[Begin Information provided]

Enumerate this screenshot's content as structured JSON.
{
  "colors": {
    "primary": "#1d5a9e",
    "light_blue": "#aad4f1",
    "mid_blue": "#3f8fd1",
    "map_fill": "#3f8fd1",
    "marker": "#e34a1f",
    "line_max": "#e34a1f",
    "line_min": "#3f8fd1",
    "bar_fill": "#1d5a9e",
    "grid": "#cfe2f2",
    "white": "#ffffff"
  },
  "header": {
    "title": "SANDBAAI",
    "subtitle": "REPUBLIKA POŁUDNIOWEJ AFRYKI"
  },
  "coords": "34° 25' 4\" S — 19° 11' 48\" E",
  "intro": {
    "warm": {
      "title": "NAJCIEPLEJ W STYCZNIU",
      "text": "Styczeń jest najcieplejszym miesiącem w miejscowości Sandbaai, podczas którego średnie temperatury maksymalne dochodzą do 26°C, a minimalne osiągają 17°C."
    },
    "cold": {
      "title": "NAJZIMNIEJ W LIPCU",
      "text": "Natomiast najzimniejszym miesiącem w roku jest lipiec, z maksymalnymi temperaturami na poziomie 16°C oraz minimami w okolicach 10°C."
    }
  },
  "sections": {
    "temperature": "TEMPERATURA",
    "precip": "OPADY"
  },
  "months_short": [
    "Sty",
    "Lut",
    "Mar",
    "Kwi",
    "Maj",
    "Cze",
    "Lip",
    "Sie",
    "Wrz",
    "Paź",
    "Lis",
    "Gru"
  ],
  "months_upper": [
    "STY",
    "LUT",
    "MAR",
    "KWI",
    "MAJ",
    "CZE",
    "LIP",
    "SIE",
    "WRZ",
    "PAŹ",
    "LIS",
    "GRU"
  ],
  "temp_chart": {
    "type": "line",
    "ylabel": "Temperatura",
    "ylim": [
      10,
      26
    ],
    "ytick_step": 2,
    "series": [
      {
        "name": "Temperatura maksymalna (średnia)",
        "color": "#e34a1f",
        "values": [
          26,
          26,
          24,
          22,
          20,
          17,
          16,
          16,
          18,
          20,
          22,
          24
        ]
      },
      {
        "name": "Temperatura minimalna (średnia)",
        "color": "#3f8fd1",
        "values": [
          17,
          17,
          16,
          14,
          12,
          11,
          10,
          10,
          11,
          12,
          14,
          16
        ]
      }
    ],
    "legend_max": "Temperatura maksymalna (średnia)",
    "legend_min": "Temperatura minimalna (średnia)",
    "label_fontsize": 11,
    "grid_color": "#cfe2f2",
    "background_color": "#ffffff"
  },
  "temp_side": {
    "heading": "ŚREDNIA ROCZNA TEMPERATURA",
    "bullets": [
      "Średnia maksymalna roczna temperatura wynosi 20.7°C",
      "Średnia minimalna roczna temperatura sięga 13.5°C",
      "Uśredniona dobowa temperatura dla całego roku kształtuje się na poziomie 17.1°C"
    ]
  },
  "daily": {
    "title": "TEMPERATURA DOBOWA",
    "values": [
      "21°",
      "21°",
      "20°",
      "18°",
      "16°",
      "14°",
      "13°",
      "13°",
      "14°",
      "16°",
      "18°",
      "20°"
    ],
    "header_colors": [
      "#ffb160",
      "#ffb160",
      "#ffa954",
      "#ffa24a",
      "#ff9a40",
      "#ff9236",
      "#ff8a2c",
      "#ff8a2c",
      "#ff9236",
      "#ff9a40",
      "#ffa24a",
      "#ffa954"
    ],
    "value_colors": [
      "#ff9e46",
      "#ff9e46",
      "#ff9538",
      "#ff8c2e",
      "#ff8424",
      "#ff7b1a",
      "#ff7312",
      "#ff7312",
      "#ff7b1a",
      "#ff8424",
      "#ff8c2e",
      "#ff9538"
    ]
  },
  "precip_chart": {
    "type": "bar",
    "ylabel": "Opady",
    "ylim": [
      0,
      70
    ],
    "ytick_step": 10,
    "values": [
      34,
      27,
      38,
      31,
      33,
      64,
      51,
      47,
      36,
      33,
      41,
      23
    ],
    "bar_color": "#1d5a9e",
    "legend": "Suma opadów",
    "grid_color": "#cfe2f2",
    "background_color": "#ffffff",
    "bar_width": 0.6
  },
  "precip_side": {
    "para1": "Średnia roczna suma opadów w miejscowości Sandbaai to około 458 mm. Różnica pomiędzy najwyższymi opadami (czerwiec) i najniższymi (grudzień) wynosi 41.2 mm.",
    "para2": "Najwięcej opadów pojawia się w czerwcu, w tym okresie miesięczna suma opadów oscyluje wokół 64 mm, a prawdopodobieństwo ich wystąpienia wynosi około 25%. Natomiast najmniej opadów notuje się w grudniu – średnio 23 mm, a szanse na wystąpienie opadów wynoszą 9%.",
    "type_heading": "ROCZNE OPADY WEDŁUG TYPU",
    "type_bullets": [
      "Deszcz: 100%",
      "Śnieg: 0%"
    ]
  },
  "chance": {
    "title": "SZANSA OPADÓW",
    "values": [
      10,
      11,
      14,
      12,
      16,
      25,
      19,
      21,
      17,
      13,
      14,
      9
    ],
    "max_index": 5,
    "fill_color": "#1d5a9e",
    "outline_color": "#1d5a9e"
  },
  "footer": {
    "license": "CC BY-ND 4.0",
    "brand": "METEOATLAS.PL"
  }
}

[End Information provided]

What you need to do: Please restate the records in full, word for word.

Finished answer:
Enumerate this screenshot's content as structured JSON.
{
  "colors": {
    "primary": "#1d5a9e",
    "light_blue": "#aad4f1",
    "mid_blue": "#3f8fd1",
    "map_fill": "#3f8fd1",
    "marker": "#e34a1f",
    "line_max": "#e34a1f",
    "line_min": "#3f8fd1",
    "bar_fill": "#1d5a9e",
    "grid": "#cfe2f2",
    "white": "#ffffff"
  },
  "header": {
    "title": "SANDBAAI",
    "subtitle": "REPUBLIKA POŁUDNIOWEJ AFRYKI"
  },
  "coords": "34° 25' 4\" S — 19° 11' 48\" E",
  "intro": {
    "warm": {
      "title": "NAJCIEPLEJ W STYCZNIU",
      "text": "Styczeń jest najcieplejszym miesiącem w miejscowości Sandbaai, podczas którego średnie temperatury maksymalne dochodzą do 26°C, a minimalne osiągają 17°C."
    },
    "cold": {
      "title": "NAJZIMNIEJ W LIPCU",
      "text": "Natomiast najzimniejszym miesiącem w roku jest lipiec, z maksymalnymi temperaturami na poziomie 16°C oraz minimami w okolicach 10°C."
    }
  },
  "sections": {
    "temperature": "TEMPERATURA",
    "precip": "OPADY"
  },
  "months_short": [
    "Sty",
    "Lut",
    "Mar",
    "Kwi",
    "Maj",
    "Cze",
    "Lip",
    "Sie",
    "Wrz",
    "Paź",
    "Lis",
    "Gru"
  ],
  "months_upper": [
    "STY",
    "LUT",
    "MAR",
    "KWI",
    "MAJ",
    "CZE",
    "LIP",
    "SIE",
    "WRZ",
    "PAŹ",
    "LIS",
    "GRU"
  ],
  "temp_chart": {
    "type": "line",
    "ylabel": "Temperatura",
    "ylim": [
      10,
      26
    ],
    "ytick_step": 2,
    "series": [
      {
        "name": "Temperatura maksymalna (średnia)",
        "color": "#e34a1f",
        "values": [
          26,
          26,
          24,
          22,
          20,
          17,
          16,
          16,
          18,
          20,
          22,
          24
        ]
      },
      {
        "name": "Temperatura minimalna (średnia)",
        "color": "#3f8fd1",
        "values": [
          17,
          17,
          16,
          14,
          12,
          11,
          10,
          10,
          11,
          12,
          14,
          16
        ]
      }
    ],
    "legend_max": "Temperatura maksymalna (średnia)",
    "legend_min": "Temperatura minimalna (średnia)",
    "label_fontsize": 11,
    "grid_color": "#cfe2f2",
    "background_color": "#ffffff"
  },
  "temp_side": {
    "heading": "ŚREDNIA ROCZNA TEMPERATURA",
    "bullets": [
      "Średnia maksymalna roczna temperatura wynosi 20.7°C",
      "Średnia minimalna roczna temperatura sięga 13.5°C",
      "Uśredniona dobowa temperatura dla całego roku kształtuje się na poziomie 17.1°C"
    ]
  },
  "daily": {
    "title": "TEMPERATURA DOBOWA",
    "values": [
      "21°",
      "21°",
      "20°",
      "18°",
      "16°",
      "14°",
      "13°",
      "13°",
      "14°",
      "16°",
      "18°",
      "20°"
    ],
    "header_colors": [
      "#ffb160",
      "#ffb160",
      "#ffa954",
      "#ffa24a",
      "#ff9a40",
      "#ff9236",
      "#ff8a2c",
      "#ff8a2c",
      "#ff9236",
      "#ff9a40",
      "#ffa24a",
      "#ffa954"
    ],
    "value_colors": [
      "#ff9e46",
      "#ff9e46",
      "#ff9538",
      "#ff8c2e",
      "#ff8424",
      "#ff7b1a",
      "#ff7312",
      "#ff7312",
      "#ff7b1a",
      "#ff8424",
      "#ff8c2e",
      "#ff9538"
    ]
  },
  "precip_chart": {
    "type": "bar",
    "ylabel": "Opady",
    "ylim": [
      0,
      70
    ],
    "ytick_step": 10,
    "values": [
      34,
      27,
      38,
      31,
      33,
      64,
      51,
      47,
      36,
      33,
      41,
      23
    ],
    "bar_color": "#1d5a9e",
    "legend": "Suma opadów",
    "grid_color": "#cfe2f2",
    "background_color": "#ffffff",
    "bar_width": 0.6
  },
  "precip_side": {
    "para1": "Średnia roczna suma opadów w miejscowości Sandbaai to około 458 mm. Różnica pomiędzy najwyższymi opadami (czerwiec) i najniższymi (grudzień) wynosi 41.2 mm.",
    "para2": "Najwięcej opadów pojawia się w czerwcu, w tym okresie miesięczna suma opadów oscyluje wokół 64 mm, a prawdopodobieństwo ich wystąpienia wynosi około 25%. Natomiast najmniej opadów notuje się w grudniu – średnio 23 mm, a szanse na wystąpienie opadów wynoszą 9%.",
    "type_heading": "ROCZNE OPADY WEDŁUG TYPU",
    "type_bullets": [
      "Deszcz: 100%",
      "Śnieg: 0%"
    ]
  },
  "chance": {
    "title": "SZANSA OPADÓW",
    "values": [
      10,
      11,
      14,
      12,
      16,
      25,
      19,
      21,
      17,
      13,
      14,
      9
    ],
    "max_index": 5,
    "fill_color": "#1d5a9e",
    "outline_color": "#1d5a9e"
  },
  "footer": {
    "license": "CC BY-ND 4.0",
    "brand": "METEOATLAS.PL"
  }
}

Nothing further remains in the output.